§ SHORT PROBLEM
Determine the number of lines that contain the word "PutHiveStreaming", then state that number and nothing more.

§ RECORDS SUPPLIED

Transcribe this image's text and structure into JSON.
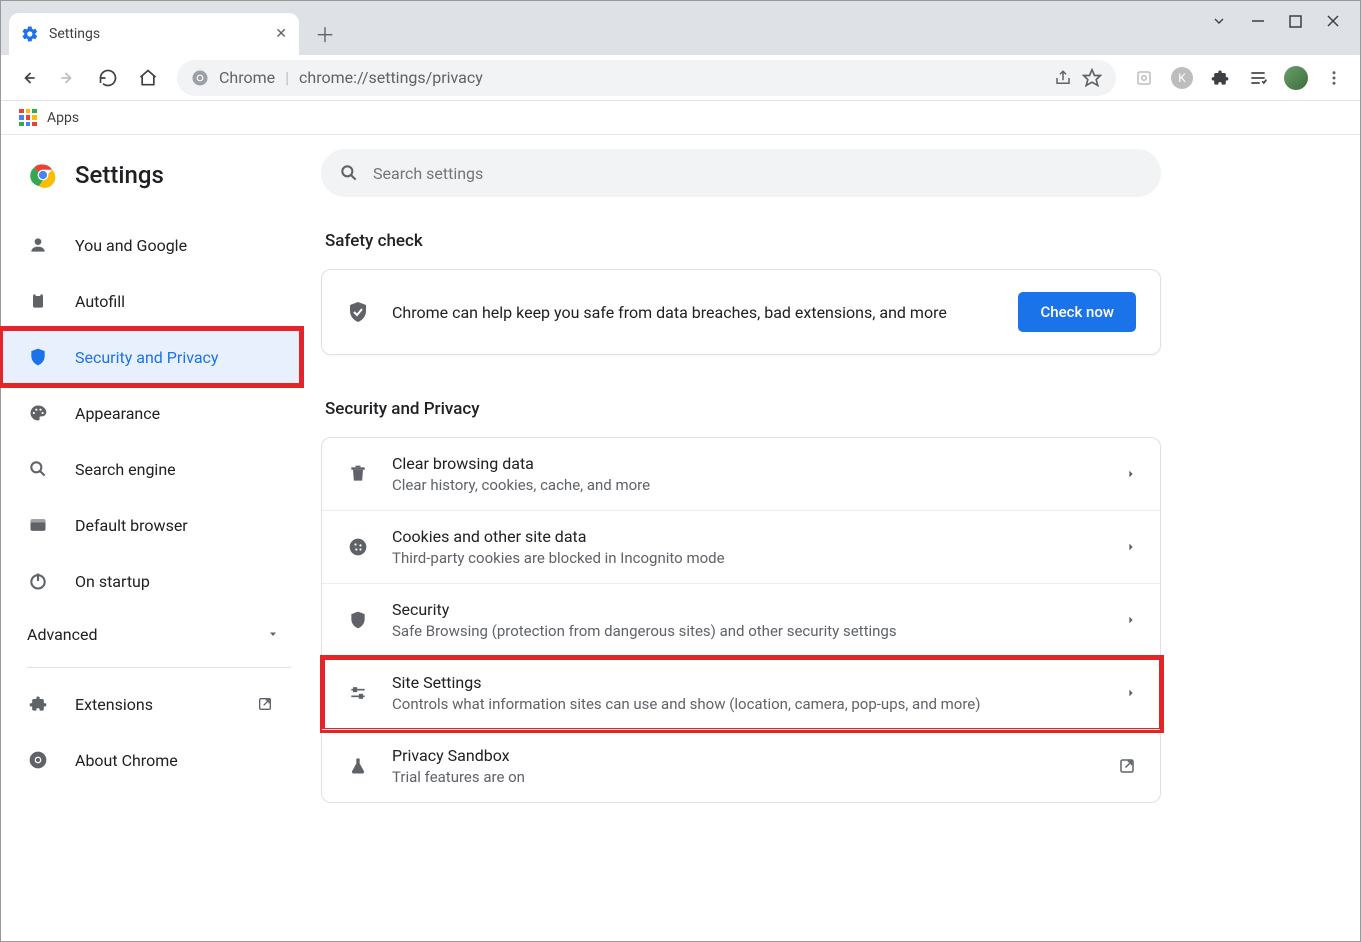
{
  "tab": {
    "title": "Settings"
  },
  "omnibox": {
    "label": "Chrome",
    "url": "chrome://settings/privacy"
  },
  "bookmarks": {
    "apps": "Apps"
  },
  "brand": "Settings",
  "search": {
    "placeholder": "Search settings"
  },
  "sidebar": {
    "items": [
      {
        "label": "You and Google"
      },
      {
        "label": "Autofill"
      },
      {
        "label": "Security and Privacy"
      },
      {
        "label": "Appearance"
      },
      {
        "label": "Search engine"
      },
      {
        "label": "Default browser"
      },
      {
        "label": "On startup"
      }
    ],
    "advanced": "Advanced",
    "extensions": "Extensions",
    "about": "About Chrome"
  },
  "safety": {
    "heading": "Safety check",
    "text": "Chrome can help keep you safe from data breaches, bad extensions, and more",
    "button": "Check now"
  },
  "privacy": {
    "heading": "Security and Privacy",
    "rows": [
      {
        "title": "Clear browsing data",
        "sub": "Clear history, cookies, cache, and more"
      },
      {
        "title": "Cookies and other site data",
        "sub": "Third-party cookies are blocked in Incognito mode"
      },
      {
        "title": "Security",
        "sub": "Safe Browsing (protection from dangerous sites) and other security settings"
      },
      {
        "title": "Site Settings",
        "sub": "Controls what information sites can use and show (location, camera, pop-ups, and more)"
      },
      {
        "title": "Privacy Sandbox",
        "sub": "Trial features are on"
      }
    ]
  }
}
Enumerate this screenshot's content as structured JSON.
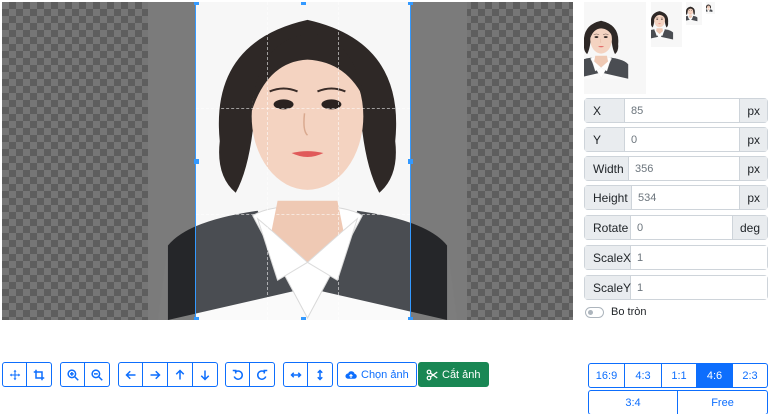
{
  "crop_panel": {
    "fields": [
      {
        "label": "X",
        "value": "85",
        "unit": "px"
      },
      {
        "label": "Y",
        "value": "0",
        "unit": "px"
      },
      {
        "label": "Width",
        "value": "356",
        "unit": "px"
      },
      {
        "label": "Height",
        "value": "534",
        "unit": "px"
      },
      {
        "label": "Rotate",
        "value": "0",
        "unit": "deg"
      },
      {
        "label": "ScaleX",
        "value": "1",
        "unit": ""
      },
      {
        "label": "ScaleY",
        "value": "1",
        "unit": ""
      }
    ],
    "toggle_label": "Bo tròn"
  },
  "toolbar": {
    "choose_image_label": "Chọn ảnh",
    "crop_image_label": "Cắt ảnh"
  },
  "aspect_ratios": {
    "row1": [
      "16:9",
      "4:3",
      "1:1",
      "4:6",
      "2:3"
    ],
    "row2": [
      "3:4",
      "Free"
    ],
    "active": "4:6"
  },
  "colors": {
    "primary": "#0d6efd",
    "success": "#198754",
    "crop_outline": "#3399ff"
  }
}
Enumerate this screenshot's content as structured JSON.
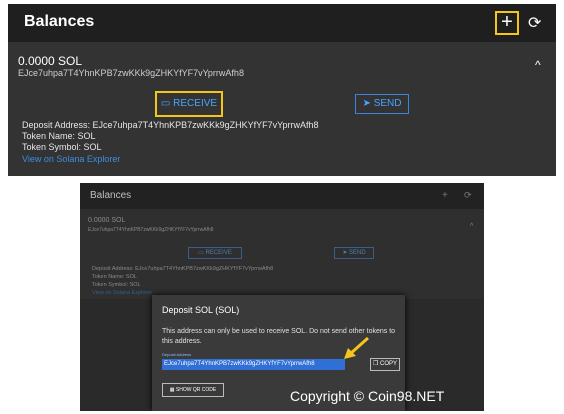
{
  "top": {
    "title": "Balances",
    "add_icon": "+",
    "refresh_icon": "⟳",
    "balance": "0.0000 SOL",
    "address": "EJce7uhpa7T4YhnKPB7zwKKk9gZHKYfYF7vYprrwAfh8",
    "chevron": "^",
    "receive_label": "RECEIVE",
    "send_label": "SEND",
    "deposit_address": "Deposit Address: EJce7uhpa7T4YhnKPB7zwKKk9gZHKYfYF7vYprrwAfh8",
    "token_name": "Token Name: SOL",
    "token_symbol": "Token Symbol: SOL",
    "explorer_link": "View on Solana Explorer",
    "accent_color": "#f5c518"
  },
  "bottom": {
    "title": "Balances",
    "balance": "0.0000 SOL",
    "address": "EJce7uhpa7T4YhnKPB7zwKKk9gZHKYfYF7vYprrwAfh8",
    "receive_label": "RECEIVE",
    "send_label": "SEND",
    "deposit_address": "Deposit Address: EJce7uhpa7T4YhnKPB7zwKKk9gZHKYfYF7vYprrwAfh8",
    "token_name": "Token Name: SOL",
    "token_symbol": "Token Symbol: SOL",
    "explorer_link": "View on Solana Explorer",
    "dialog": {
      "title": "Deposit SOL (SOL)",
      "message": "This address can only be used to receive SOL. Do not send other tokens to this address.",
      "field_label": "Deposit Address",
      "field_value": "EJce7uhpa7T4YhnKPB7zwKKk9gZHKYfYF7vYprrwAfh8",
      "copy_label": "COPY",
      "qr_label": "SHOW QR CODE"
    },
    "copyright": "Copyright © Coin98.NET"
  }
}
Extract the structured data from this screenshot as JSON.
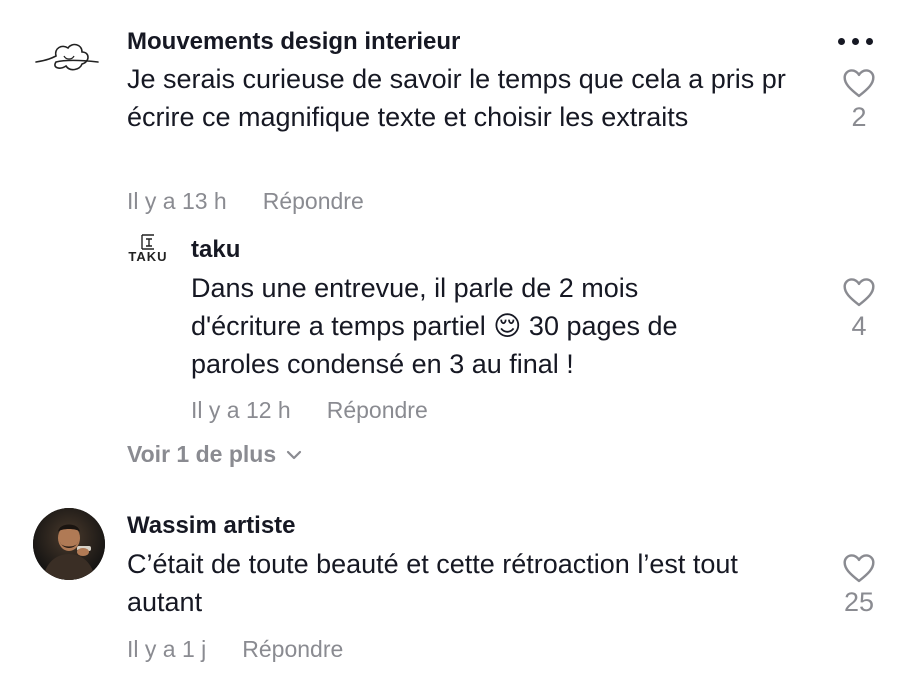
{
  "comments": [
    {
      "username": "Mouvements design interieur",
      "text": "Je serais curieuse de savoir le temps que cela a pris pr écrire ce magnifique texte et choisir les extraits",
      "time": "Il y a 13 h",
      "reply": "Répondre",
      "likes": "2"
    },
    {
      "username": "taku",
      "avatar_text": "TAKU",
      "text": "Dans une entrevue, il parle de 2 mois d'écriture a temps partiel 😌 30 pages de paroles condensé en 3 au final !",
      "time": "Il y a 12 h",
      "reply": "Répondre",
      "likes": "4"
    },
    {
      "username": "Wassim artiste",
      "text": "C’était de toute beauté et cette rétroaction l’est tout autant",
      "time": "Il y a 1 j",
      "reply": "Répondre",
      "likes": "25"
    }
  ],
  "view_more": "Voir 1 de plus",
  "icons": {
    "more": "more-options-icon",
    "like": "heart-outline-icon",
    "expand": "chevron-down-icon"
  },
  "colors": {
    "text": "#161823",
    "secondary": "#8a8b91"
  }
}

--

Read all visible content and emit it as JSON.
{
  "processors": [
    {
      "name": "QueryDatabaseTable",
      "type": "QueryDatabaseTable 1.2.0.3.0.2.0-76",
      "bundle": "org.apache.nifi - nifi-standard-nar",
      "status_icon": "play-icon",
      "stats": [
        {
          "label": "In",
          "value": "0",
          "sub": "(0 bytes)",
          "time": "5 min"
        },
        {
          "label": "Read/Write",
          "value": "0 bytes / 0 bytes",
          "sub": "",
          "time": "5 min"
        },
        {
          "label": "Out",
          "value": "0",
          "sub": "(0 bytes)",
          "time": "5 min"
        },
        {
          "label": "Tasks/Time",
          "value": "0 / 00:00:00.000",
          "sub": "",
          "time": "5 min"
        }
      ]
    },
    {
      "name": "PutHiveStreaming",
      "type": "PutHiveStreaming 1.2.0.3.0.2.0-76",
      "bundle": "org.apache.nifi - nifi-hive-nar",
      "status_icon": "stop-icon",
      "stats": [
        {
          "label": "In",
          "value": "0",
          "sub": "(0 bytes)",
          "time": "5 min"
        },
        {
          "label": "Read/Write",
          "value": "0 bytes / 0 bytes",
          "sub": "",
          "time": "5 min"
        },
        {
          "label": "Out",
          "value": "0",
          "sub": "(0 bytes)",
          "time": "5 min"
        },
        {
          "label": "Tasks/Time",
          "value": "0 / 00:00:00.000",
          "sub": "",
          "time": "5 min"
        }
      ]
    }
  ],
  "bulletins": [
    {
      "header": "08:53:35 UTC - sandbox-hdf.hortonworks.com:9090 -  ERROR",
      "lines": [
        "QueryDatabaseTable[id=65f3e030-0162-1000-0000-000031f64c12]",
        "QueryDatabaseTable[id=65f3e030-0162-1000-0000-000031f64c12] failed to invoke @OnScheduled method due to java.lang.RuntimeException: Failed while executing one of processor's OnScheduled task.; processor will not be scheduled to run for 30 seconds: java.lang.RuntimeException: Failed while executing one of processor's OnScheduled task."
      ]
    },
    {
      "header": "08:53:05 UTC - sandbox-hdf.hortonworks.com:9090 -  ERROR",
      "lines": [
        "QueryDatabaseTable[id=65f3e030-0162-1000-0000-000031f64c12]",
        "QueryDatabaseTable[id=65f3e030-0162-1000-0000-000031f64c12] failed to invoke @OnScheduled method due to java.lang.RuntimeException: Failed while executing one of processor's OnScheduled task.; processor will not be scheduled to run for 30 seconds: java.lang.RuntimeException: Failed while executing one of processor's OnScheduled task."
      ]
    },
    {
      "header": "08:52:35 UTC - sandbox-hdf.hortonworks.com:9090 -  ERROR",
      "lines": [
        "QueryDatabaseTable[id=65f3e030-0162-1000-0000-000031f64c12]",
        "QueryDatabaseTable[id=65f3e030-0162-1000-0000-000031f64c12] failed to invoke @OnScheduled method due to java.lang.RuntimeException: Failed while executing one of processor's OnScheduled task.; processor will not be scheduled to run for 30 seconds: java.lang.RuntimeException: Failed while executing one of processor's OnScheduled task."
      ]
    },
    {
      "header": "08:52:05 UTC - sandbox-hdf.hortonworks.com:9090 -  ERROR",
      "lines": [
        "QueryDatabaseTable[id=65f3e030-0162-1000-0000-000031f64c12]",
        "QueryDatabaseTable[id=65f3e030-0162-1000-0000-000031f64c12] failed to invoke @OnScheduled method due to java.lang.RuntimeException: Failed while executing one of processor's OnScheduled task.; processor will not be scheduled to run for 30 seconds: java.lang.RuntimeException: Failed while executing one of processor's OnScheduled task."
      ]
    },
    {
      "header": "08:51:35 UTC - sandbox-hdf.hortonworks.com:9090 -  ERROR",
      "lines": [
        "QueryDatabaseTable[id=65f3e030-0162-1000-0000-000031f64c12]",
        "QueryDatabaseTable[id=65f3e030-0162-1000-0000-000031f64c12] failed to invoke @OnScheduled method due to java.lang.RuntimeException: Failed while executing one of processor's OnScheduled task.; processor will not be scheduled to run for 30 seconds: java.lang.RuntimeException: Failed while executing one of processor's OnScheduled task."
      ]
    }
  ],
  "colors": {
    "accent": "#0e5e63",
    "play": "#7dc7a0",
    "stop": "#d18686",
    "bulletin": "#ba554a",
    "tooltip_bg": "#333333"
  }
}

==

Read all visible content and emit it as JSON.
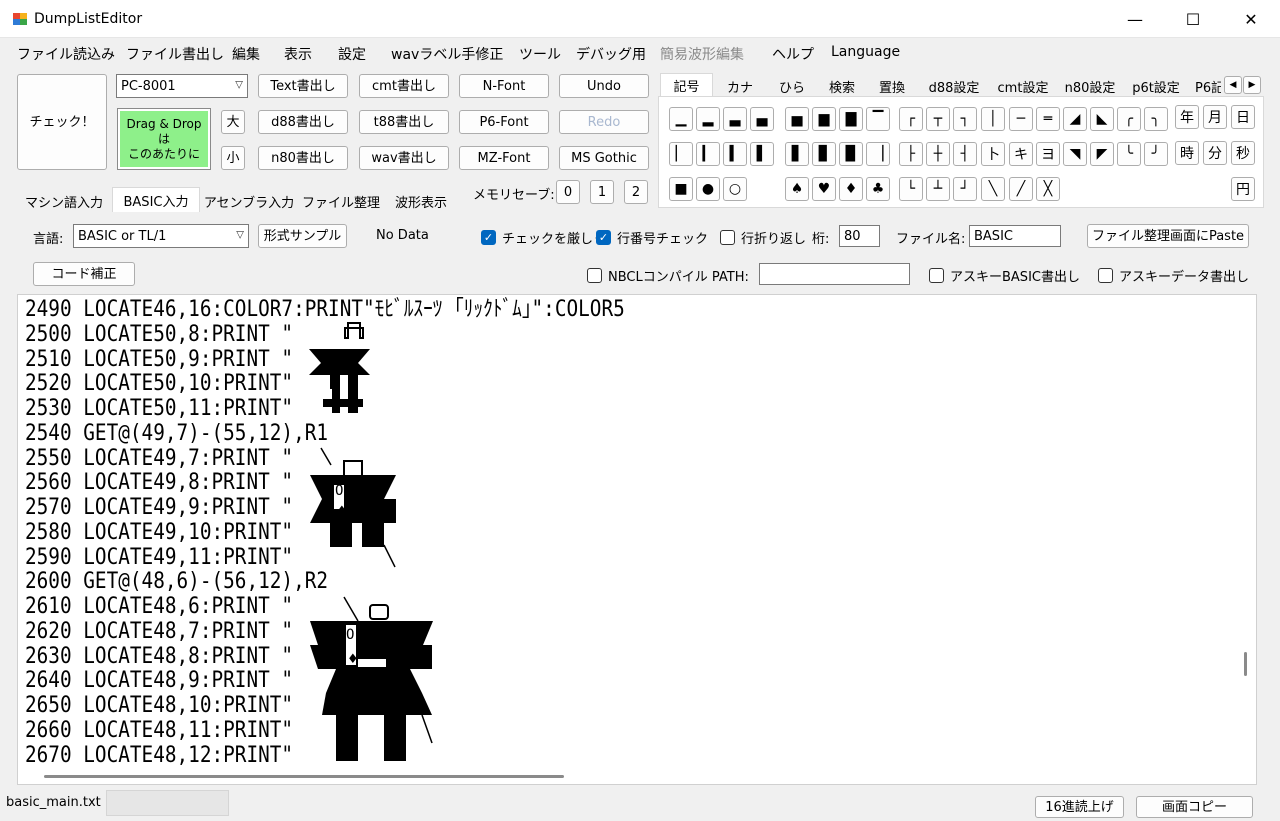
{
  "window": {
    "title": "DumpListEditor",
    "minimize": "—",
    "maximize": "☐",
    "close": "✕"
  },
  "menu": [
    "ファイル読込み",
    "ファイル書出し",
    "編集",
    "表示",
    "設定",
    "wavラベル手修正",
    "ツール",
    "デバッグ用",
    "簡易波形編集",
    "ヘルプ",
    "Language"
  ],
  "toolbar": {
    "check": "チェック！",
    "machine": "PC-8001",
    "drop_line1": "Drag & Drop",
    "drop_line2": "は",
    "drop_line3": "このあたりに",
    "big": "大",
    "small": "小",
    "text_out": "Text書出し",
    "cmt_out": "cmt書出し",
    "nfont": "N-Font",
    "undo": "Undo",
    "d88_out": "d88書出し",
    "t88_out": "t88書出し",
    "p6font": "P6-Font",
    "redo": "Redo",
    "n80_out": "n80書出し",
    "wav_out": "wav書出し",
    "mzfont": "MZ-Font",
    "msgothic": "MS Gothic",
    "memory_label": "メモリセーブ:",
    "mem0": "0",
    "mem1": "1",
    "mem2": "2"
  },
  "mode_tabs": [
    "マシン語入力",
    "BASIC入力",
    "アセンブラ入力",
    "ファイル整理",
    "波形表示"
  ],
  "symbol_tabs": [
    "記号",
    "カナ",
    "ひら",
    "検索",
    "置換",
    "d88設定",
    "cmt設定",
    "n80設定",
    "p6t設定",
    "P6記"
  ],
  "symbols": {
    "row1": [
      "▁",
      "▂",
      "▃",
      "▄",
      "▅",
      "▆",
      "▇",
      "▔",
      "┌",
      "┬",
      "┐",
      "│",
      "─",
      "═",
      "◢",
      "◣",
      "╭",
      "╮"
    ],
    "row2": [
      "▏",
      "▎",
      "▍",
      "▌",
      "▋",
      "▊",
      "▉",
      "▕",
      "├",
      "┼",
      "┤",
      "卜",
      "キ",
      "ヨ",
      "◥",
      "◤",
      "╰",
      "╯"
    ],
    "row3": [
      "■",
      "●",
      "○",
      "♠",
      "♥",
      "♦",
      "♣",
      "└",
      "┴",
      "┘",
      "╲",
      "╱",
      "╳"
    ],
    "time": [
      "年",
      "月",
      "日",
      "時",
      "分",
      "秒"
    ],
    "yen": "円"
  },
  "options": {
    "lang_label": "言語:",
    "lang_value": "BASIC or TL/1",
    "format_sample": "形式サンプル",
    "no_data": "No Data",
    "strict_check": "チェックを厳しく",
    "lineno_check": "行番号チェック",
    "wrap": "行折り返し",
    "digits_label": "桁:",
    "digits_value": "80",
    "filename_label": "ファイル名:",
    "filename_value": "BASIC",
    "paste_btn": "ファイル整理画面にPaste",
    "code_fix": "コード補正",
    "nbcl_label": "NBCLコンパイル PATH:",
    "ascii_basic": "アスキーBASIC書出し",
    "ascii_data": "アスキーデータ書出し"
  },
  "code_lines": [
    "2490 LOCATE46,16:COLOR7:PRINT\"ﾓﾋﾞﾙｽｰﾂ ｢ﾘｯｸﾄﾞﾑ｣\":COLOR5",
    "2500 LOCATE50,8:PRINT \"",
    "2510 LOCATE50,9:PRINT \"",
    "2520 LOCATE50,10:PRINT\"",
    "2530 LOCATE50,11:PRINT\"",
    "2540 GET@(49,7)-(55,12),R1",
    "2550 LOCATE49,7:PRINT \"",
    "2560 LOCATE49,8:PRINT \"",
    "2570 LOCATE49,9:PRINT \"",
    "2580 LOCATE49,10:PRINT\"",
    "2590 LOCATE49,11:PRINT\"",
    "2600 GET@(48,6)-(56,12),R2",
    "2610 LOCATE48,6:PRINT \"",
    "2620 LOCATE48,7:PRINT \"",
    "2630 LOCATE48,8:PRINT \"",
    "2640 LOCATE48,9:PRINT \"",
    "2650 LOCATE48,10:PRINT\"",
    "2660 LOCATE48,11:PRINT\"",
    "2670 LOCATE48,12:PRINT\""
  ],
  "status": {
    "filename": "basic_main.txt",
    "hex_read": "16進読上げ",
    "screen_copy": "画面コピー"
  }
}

§ COMPLETE OUTPUT
2